__TEXTAUSZUG__.
Bernd Leitenbergers Blog

Panzer im zweiten Weltkrieg

Die Artikel von Niels Harksen über skurrile Panzer bracht mich auf die Idee mal etwas über Panzerkonzepte im zweiten Weltkrieg zu schreiben. Wei sie sich entwickelten, konnte sicher keiner erahnen, aber die Ausrüstung der Länder im Hinblick auf das was erwartet wurde, waren sehr unterschiedlich. (Da Niels den Artikel seit einigen Tagen auf dem Entwurfstatus hat, funktioniert der Link wahrscheinlich erst in einigen Tagen, aber dann lohnt es sich den Artikel zu lesen).

Frankreich und England hatten noch die Vorstellung das die Panzer im zweiten Weltkrieg so eingesetzt werden würden wie im ersten Weltkrieg. Dort dienten sie dazu den Stellungskrieg aufzubrechen. Jahrelang stand man im Westen sich in Gräben gegenüber, beschoss sich mit Artillerie und stürmte gegen gegnerische Stellungen. Die Generäle bewiesen erstaunlich wenig Lernfähigkeit denn die ganzen Jahre hindurch gab es das einfache Schema: Artillerie Dauerfeuer –  Sturmangriff – Stellung erobern. Obwohl sich bald zeigte dass der Gegner sich durch tiefliegende Bunker gegen Artilleriefeuer schützen konnte und ein Angriff von Soldaten ohne Deckung und ohne Schutz gegen Gegner die in Gräben geschützt waren und über Maschinengewehre verfügten enorme Verluste mit sich brachten.

Die ersten Panzer waren dagegen immerhin so gut gepanzert, dass ihnen Infantriewaffen nichts anhaben konnten und obwohl langsam doch beweglich genug um nicht von der Artillerie getroffen zu werden. Verwundbar waren sie primär durch direkten Beschuss durch Artillerie, allerdings hatten sie dann schon einen großen Teil der Strecke zurückgelegt und sie hatten ja auch eigene Bordwaffen.

Beide Nationen entwickelten daher Panzer welche die Infanterie beim vorrücken unterstützen sollten. Dazu mussten diese nicht schnell sein. um gegnerische Infanterie und Geschütze zu bekämpfen brauchte man auch keine großkalibrigen Kanonen, aber sie mussten gut gepanzert sein, weil ihre langsame Geschwindigkeit sie sonst verwundbar machte. Auf der französischen Seite waren das der Panzer Char B1, und auf englischer Seite die Mathilda II. Der Char B1 war sehr gut gepanzert und hatte zwei Kanonen – eine bewegliche 47 mm Kanone im Turm und eine nur gering schwenkbare in der Wanne mit 75 mm Durchmesser. Deutsche Panzer mussten ihn ausmanövrieren, denn die Frontpanzerung war für ihre Waffen undurchdringlich. (der Panzer III hatte eine 37 mm Kanone, und der Panzer IV zwar eine 75 mm Kanone, aber eine sehr kurze mit geringer Geschossgeschwindigkeit, da auch er als Infantrieunterstützungspanzer entworfen war)

__ARBEITSAUFTRAG__.
Schreibe den Textauszug ab dem Wortlaut „Frankreich und England“ bis einschließlich „mit sich brachten.“ noch einmal ab. Tausche dabei „Generäle“ gegen „Heerführer“ aus.

__MATERIAL__.
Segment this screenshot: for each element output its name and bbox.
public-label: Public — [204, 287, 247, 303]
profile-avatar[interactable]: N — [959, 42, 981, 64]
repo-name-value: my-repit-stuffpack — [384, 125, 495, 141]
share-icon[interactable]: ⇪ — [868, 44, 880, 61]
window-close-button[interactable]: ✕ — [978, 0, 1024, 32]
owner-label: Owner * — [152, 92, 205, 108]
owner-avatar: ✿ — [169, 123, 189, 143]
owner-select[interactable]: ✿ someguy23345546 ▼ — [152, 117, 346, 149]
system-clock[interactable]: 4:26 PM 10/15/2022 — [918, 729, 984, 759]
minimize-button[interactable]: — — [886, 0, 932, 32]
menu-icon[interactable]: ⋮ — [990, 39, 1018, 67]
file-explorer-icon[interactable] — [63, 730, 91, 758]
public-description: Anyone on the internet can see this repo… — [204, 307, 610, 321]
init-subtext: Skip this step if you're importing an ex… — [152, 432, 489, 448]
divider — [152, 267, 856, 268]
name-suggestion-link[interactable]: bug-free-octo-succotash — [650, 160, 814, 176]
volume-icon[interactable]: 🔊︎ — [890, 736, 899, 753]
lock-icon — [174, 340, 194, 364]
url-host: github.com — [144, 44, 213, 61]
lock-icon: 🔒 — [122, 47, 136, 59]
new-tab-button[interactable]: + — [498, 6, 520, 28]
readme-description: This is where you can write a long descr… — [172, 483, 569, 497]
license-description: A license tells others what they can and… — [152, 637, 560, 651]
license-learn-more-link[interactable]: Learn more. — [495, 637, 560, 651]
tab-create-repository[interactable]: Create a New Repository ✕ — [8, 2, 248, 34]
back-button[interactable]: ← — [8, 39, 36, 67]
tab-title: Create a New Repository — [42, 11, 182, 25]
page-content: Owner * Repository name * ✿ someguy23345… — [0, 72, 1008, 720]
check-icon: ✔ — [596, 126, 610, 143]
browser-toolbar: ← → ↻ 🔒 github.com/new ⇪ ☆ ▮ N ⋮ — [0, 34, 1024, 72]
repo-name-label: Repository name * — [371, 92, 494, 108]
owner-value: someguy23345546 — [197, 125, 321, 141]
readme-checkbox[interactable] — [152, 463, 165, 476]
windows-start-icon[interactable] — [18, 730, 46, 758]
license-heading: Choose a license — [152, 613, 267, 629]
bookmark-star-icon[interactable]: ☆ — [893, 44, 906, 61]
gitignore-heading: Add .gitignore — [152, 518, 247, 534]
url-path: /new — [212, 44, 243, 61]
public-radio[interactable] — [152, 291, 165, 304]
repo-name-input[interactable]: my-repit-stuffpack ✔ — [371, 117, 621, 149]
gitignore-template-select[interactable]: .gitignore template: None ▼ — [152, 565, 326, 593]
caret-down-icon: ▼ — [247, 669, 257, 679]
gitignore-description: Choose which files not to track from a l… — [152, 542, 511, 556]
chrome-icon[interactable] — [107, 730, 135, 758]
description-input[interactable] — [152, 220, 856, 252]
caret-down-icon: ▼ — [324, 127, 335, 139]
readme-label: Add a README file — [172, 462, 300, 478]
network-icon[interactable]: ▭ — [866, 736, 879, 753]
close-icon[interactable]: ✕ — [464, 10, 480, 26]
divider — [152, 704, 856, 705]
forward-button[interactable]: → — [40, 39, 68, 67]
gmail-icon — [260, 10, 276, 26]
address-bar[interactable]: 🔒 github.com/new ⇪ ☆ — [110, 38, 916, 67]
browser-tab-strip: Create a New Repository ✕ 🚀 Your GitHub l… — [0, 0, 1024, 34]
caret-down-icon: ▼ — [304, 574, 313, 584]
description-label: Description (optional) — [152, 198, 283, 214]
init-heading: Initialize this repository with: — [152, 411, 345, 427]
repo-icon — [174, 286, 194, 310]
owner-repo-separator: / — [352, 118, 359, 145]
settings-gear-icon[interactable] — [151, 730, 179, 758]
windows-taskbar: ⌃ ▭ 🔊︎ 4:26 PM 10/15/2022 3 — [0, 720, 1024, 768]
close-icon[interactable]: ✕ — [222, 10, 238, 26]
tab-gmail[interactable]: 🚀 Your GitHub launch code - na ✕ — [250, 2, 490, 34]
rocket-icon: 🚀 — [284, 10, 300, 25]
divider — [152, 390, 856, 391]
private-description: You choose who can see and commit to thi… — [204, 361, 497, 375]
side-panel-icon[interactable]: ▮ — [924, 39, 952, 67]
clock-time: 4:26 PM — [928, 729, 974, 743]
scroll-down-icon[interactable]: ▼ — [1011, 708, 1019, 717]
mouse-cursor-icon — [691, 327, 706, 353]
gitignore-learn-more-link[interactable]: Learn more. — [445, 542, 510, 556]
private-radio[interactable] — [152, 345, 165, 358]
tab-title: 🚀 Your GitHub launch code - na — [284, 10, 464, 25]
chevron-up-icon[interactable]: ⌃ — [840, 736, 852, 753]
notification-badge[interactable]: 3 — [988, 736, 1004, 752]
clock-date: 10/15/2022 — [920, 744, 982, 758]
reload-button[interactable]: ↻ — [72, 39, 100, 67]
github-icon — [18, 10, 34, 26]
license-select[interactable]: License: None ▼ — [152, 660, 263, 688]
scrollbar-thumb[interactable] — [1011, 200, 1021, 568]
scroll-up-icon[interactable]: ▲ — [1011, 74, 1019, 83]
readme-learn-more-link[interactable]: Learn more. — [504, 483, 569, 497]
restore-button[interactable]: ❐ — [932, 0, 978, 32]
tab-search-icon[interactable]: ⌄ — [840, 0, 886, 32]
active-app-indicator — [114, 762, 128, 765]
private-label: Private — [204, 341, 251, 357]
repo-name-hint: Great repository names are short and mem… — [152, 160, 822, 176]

__LÖSUNG__.
Frankreich und England hatten noch die Vorstellung das die Panzer im zweiten Weltkrieg so eingesetzt werden würden wie im ersten Weltkrieg. Dort dienten sie dazu den Stellungskrieg aufzubrechen. Jahrelang stand man im Westen sich in Gräben gegenüber, beschoss sich mit Artillerie und stürmte gegen gegnerische Stellungen. Die Heerführer bewiesen erstaunlich wenig Lernfähigkeit denn die ganzen Jahre hindurch gab es das einfache Schema: Artillerie Dauerfeuer –  Sturmangriff – Stellung erobern. Obwohl sich bald zeigte dass der Gegner sich durch tiefliegende Bunker gegen Artilleriefeuer schützen konnte und ein Angriff von Soldaten ohne Deckung und ohne Schutz gegen Gegner die in Gräben geschützt waren und über Maschinengewehre verfügten enorme Verluste mit sich brachten.